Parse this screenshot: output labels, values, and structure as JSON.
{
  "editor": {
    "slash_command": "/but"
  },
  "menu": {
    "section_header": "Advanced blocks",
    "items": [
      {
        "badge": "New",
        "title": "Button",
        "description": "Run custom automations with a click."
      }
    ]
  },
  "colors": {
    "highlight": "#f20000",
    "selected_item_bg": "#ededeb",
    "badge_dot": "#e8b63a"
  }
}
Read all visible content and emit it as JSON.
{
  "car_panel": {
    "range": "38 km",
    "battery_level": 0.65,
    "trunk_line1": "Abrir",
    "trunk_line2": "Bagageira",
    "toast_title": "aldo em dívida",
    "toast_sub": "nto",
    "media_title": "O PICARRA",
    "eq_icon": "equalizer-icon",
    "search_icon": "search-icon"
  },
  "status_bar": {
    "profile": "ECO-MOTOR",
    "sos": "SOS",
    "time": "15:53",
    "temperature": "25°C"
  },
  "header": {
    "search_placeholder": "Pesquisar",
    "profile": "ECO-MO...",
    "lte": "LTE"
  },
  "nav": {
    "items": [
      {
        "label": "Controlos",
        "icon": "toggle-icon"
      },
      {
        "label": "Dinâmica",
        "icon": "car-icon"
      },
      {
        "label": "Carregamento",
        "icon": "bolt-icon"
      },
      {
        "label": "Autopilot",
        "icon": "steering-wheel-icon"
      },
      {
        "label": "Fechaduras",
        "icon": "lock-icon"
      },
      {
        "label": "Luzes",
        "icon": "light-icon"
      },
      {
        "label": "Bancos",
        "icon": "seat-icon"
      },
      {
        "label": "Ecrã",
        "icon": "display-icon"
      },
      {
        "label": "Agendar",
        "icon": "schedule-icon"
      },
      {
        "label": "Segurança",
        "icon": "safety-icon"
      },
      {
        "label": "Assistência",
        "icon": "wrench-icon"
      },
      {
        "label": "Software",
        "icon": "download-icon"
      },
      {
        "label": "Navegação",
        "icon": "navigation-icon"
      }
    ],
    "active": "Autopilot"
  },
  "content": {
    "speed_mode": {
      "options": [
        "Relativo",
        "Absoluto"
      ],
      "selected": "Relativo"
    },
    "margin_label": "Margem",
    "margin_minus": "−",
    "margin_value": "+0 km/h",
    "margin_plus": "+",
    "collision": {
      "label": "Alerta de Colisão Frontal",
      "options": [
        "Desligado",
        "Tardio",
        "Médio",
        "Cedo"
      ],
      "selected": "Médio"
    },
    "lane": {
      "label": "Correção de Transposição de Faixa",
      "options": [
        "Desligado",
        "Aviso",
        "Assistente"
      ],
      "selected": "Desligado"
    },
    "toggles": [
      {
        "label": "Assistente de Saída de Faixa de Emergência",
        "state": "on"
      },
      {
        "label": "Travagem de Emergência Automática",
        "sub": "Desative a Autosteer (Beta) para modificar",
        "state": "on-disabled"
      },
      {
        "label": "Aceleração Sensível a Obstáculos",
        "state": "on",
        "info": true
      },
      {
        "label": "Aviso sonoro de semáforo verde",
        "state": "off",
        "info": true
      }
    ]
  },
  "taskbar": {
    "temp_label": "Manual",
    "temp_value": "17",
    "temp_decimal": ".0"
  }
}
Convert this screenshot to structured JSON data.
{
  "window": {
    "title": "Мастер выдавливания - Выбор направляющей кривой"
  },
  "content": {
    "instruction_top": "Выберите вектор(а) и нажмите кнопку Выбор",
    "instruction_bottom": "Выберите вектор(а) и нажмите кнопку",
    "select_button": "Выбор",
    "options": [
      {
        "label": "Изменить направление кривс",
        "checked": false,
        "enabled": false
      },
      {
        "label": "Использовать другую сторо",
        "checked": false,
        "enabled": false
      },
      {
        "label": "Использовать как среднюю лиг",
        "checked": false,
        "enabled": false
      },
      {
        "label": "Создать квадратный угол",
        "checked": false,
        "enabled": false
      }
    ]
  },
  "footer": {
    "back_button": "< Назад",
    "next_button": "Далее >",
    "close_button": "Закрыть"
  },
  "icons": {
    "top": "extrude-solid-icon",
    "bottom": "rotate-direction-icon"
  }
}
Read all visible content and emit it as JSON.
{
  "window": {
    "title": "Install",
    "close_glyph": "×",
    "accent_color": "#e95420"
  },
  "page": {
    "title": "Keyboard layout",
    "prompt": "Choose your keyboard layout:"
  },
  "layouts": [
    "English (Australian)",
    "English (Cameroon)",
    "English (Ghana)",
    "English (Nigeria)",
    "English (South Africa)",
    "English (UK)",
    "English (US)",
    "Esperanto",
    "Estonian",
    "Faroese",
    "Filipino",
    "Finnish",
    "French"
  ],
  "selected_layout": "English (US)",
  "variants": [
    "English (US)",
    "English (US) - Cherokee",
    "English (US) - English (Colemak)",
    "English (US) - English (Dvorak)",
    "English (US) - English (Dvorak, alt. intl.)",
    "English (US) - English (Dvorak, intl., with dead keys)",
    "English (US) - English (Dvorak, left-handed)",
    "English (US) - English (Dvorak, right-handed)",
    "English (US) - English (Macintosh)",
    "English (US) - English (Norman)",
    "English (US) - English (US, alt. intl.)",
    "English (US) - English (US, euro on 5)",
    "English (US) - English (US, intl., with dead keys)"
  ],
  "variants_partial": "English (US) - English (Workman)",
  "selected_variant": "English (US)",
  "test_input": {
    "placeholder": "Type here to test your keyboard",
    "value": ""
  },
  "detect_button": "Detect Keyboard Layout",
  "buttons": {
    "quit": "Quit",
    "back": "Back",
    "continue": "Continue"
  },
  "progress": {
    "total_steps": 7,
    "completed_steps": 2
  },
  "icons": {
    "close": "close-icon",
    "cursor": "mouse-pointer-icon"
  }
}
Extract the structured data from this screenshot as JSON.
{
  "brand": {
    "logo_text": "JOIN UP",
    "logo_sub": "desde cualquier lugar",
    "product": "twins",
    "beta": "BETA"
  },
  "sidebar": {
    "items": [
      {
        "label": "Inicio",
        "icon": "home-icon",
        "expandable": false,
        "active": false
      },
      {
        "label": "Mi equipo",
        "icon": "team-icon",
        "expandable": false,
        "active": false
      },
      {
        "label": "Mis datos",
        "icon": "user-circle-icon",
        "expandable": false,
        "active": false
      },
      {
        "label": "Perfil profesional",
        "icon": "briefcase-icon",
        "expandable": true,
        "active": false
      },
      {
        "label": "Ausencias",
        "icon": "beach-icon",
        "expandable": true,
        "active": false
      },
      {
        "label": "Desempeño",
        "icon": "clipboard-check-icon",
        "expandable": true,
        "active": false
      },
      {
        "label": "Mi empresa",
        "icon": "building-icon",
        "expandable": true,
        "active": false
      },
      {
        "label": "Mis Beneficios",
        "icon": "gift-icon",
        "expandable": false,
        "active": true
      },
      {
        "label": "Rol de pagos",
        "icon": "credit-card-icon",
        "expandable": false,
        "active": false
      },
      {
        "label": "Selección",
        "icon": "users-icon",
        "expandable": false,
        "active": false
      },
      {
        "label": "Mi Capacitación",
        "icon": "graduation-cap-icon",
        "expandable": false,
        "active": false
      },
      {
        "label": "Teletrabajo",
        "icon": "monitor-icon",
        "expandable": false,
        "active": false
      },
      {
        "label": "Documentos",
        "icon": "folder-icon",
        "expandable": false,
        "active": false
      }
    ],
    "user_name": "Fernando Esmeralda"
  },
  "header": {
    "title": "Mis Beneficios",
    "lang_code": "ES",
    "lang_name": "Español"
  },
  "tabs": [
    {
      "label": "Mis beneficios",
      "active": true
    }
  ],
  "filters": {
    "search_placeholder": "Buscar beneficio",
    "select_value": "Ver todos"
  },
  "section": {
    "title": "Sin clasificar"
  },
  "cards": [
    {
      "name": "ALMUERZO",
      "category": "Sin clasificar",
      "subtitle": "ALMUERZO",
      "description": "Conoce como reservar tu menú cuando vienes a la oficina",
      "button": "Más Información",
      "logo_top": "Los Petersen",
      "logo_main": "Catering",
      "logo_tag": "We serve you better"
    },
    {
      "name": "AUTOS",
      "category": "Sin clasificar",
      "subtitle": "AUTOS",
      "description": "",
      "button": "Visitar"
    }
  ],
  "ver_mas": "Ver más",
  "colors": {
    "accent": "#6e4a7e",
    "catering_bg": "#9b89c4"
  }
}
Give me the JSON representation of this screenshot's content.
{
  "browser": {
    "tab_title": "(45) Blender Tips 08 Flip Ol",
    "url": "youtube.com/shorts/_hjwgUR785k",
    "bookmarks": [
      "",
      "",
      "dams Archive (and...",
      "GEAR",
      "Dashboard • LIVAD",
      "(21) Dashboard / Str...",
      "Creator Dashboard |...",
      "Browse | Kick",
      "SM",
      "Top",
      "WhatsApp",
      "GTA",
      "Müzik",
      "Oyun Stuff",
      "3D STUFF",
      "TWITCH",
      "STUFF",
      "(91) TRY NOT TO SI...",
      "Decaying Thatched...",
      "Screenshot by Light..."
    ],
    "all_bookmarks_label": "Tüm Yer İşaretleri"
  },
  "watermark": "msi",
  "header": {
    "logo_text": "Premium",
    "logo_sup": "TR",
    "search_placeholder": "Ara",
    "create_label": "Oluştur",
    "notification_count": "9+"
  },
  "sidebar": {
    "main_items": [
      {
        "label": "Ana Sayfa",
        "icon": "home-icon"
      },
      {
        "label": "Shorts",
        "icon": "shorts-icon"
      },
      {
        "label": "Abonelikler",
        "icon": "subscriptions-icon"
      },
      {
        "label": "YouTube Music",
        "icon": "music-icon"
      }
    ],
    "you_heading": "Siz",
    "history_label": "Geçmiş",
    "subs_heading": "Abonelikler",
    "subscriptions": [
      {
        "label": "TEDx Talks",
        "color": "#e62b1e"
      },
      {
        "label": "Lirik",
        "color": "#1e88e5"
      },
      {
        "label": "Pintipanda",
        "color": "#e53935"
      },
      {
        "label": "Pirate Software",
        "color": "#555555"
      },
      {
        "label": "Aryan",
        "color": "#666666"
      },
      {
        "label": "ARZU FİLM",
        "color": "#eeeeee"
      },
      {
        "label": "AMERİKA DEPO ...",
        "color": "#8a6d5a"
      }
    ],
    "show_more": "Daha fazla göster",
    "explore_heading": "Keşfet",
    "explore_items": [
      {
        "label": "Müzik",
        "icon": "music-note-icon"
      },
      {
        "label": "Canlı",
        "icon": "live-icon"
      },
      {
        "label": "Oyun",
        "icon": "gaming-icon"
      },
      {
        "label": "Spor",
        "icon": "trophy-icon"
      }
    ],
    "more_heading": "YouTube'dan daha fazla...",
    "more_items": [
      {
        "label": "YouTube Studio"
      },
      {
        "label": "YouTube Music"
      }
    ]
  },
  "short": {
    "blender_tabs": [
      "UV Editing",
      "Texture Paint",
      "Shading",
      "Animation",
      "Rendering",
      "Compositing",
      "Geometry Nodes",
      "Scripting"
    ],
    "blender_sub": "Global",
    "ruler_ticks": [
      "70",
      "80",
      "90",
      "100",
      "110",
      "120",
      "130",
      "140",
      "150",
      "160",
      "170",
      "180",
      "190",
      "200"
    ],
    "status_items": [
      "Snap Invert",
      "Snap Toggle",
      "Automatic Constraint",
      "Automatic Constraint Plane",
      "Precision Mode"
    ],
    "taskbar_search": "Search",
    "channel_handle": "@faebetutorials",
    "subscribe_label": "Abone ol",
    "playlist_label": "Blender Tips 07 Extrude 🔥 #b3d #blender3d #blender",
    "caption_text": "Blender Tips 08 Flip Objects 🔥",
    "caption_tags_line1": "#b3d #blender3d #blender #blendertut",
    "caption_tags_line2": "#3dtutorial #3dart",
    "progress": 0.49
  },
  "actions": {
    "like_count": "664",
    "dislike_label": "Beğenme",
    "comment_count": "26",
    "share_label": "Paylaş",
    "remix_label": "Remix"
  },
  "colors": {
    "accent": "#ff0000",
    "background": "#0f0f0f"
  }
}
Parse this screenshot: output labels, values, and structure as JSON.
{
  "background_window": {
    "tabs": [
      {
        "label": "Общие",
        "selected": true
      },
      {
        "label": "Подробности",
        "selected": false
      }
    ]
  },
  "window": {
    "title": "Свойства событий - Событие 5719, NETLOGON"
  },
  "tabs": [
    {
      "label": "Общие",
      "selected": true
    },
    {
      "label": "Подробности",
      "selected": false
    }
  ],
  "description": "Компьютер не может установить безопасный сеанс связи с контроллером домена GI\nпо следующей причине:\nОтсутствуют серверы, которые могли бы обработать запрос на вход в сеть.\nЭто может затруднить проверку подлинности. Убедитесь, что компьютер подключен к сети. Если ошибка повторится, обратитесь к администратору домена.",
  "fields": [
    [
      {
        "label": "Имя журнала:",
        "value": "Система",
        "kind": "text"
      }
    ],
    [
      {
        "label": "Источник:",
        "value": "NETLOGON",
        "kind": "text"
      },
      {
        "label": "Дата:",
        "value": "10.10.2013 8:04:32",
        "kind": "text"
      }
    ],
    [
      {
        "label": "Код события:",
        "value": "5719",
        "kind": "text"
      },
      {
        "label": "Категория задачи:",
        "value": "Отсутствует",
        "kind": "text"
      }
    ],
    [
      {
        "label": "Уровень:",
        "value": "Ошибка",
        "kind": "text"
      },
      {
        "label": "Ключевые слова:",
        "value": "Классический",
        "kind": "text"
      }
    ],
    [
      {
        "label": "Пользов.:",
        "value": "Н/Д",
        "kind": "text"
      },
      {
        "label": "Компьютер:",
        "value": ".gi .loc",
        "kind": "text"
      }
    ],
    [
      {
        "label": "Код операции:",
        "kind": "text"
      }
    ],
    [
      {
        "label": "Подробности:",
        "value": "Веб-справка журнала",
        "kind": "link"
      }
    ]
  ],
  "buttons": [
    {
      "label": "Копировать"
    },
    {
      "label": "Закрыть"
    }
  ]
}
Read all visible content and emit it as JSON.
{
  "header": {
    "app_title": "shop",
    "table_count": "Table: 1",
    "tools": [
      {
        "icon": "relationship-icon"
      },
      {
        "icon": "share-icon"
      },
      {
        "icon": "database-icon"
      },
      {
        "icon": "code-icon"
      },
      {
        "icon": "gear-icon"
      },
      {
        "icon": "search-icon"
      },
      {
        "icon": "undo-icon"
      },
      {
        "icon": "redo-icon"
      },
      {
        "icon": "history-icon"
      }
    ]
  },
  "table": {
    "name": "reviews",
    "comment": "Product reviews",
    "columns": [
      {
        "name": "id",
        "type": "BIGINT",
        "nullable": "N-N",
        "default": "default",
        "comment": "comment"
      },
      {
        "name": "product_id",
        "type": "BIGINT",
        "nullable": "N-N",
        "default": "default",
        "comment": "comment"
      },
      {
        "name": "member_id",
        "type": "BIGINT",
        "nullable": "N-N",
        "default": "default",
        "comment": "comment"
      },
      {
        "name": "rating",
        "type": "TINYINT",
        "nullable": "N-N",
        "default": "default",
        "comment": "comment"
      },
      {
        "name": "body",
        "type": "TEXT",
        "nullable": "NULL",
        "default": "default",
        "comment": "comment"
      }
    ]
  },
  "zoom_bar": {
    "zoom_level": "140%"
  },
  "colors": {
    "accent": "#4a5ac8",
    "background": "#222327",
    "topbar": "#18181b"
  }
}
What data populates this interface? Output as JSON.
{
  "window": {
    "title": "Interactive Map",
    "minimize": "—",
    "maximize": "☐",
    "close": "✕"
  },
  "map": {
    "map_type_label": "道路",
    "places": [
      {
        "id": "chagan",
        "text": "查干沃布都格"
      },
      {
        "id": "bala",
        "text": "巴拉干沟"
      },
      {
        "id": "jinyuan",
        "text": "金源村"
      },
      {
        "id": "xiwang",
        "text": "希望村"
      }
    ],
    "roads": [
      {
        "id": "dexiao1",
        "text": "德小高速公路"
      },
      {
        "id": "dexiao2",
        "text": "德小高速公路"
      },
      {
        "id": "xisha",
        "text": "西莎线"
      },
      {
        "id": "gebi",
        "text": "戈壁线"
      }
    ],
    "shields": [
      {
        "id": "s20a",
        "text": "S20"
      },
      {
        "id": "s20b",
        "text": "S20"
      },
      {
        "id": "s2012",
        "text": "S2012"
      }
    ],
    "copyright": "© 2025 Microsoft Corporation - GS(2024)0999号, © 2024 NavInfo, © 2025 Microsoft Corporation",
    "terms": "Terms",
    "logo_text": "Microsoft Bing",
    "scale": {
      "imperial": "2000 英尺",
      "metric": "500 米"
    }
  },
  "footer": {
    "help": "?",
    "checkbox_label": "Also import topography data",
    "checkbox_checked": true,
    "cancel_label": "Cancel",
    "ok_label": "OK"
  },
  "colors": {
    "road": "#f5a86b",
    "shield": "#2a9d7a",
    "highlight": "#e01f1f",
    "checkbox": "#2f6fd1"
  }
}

● **GIVEN REQUEST**: Within the data above, pick out all lines holding the word "subscriptions".

● **EXERCISE OUTPUT**:
        "icon": "subscriptions-icon"
    "subscriptions": [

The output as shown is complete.